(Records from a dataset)
....

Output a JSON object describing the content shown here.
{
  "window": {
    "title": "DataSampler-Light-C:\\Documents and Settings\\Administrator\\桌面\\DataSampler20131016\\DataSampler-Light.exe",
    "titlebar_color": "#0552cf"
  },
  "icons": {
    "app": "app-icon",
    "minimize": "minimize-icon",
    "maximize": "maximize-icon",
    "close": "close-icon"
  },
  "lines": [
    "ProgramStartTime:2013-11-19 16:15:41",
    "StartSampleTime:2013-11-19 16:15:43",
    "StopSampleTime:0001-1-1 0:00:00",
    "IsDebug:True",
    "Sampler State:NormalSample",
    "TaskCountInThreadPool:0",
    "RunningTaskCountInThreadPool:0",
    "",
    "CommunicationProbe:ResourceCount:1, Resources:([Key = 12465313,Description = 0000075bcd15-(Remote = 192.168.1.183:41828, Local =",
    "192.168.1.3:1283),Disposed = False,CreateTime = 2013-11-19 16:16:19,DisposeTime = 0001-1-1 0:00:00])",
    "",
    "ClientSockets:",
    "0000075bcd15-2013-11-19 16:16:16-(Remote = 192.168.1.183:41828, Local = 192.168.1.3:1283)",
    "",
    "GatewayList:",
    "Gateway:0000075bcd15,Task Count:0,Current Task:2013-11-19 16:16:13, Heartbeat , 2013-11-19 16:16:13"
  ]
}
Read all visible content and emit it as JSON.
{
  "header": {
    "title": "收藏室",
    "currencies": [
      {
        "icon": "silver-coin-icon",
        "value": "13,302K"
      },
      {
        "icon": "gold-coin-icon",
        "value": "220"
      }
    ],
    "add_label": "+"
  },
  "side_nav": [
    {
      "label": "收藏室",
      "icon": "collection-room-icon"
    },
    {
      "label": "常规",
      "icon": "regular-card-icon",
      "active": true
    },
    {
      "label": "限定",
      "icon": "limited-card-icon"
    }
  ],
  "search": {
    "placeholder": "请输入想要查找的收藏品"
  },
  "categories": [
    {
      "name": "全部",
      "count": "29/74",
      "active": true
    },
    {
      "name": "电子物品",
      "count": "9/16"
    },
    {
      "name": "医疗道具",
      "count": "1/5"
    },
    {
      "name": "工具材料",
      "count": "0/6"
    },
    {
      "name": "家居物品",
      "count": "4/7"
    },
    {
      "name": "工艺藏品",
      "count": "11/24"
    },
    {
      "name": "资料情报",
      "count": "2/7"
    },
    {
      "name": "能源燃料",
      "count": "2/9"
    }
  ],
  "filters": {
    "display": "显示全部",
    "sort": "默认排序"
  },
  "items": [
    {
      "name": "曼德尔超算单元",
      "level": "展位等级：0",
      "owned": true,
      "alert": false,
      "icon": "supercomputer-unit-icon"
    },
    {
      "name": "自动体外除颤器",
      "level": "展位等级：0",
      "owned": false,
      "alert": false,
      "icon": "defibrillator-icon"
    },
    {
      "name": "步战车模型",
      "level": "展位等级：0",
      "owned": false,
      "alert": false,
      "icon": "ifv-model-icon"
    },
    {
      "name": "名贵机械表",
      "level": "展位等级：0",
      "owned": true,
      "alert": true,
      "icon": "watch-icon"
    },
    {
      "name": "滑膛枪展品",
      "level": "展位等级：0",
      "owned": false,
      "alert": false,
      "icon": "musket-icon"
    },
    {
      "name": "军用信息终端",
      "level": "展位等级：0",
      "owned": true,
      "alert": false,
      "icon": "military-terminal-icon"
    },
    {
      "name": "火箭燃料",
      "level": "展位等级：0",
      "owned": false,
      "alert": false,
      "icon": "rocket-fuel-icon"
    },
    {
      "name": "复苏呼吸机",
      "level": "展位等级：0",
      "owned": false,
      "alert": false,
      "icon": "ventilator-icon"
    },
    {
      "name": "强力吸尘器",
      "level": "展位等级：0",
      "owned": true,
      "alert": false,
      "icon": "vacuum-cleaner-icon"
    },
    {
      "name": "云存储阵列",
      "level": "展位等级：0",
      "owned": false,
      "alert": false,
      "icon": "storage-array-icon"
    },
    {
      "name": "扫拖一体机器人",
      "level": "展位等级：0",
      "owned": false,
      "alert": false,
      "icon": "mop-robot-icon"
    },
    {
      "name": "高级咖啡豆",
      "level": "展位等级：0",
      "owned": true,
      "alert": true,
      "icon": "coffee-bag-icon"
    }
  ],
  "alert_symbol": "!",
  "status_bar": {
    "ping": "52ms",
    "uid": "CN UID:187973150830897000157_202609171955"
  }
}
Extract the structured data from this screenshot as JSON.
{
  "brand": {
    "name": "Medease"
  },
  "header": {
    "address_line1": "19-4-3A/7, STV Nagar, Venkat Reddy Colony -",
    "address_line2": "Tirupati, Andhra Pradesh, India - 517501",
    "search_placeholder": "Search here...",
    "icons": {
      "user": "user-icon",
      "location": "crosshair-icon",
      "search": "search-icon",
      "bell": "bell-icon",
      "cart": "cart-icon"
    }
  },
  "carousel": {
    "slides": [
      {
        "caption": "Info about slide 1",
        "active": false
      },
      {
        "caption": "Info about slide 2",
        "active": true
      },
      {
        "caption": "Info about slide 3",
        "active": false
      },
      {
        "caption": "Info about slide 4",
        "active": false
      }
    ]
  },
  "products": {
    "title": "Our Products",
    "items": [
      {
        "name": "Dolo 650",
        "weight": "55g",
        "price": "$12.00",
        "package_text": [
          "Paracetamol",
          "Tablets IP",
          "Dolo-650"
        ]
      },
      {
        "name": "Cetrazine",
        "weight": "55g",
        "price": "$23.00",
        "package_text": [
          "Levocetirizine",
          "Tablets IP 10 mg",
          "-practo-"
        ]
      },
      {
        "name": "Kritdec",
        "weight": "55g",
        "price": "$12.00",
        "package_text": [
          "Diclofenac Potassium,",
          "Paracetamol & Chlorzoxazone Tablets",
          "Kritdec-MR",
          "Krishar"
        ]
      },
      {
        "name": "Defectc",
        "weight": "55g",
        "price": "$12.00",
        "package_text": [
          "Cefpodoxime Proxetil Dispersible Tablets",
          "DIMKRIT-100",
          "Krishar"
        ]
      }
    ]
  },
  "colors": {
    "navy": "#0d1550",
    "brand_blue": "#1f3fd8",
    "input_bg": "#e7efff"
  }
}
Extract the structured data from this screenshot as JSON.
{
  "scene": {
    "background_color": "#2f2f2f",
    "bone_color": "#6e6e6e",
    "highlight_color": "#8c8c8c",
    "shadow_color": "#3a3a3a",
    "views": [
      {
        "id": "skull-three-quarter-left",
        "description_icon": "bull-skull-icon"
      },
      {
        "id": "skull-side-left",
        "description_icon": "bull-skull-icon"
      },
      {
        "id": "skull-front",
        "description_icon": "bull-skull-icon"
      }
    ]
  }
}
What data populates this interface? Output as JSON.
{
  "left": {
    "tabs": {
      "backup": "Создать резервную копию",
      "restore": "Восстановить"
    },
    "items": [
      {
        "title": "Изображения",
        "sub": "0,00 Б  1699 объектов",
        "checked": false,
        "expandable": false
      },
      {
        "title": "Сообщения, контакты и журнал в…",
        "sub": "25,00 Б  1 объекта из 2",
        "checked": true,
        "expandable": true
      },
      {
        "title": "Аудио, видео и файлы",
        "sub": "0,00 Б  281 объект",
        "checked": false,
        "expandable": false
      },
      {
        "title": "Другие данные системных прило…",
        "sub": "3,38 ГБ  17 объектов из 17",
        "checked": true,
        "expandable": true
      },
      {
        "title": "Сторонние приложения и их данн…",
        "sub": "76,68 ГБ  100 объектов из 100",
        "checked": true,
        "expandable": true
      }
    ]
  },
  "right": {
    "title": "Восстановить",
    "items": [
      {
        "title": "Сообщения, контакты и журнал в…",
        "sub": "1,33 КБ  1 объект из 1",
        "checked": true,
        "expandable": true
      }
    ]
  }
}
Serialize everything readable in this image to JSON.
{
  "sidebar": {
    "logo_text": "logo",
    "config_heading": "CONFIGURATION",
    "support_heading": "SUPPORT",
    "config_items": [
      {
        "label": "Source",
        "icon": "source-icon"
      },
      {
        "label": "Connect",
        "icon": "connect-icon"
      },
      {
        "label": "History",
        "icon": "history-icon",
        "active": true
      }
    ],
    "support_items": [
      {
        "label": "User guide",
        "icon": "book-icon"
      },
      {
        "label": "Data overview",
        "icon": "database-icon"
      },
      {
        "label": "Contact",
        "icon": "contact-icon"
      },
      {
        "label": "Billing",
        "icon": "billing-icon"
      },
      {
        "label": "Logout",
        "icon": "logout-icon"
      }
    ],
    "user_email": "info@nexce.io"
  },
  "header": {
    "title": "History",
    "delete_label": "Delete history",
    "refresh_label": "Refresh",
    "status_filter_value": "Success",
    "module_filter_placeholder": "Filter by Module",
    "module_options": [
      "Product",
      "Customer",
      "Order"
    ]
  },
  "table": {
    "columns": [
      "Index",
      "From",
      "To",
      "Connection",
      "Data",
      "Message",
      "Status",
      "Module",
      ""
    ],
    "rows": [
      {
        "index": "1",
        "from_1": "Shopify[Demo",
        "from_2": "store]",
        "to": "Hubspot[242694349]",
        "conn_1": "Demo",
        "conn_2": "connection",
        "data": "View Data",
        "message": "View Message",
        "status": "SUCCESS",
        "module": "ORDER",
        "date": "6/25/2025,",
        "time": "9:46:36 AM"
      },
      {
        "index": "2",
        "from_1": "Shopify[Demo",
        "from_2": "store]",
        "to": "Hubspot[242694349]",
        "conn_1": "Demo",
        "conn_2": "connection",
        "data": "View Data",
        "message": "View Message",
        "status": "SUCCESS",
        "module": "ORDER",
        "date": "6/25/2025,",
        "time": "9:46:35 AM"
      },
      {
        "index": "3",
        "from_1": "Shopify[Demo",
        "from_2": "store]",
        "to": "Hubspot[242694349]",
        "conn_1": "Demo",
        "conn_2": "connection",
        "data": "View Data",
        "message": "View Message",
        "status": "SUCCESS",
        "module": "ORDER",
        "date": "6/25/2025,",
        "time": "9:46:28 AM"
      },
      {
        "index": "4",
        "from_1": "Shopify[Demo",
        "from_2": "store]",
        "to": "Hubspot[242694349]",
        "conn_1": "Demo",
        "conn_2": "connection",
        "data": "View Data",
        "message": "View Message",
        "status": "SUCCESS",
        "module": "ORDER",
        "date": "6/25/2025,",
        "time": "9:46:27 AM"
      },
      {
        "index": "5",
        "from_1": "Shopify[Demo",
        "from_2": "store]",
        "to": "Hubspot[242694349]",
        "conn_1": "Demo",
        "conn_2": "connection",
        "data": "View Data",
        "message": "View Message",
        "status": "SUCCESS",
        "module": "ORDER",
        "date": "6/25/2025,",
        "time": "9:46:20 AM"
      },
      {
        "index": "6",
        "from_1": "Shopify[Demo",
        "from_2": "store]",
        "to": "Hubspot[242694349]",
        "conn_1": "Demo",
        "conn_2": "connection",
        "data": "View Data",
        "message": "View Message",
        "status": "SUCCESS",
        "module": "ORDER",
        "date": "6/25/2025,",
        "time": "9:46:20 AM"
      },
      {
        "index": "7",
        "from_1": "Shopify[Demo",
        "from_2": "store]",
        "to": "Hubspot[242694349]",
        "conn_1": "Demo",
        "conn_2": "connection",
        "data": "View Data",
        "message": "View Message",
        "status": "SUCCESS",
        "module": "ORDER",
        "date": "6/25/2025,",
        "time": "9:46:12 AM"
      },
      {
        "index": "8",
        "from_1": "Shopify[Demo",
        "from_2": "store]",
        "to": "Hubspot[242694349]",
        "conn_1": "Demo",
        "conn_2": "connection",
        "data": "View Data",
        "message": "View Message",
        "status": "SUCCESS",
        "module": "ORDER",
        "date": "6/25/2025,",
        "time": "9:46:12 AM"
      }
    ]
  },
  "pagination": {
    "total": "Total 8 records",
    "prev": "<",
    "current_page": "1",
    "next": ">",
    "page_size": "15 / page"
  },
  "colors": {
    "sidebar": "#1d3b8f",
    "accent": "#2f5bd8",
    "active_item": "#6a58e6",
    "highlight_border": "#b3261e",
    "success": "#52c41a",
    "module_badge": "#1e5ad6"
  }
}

....

Look through the entries and find each line that has the string "caption". Copy those lines.

### Final answer
        "caption": "Info about slide 1",
        "caption": "Info about slide 2",
        "caption": "Info about slide 3",
        "caption": "Info about slide 4",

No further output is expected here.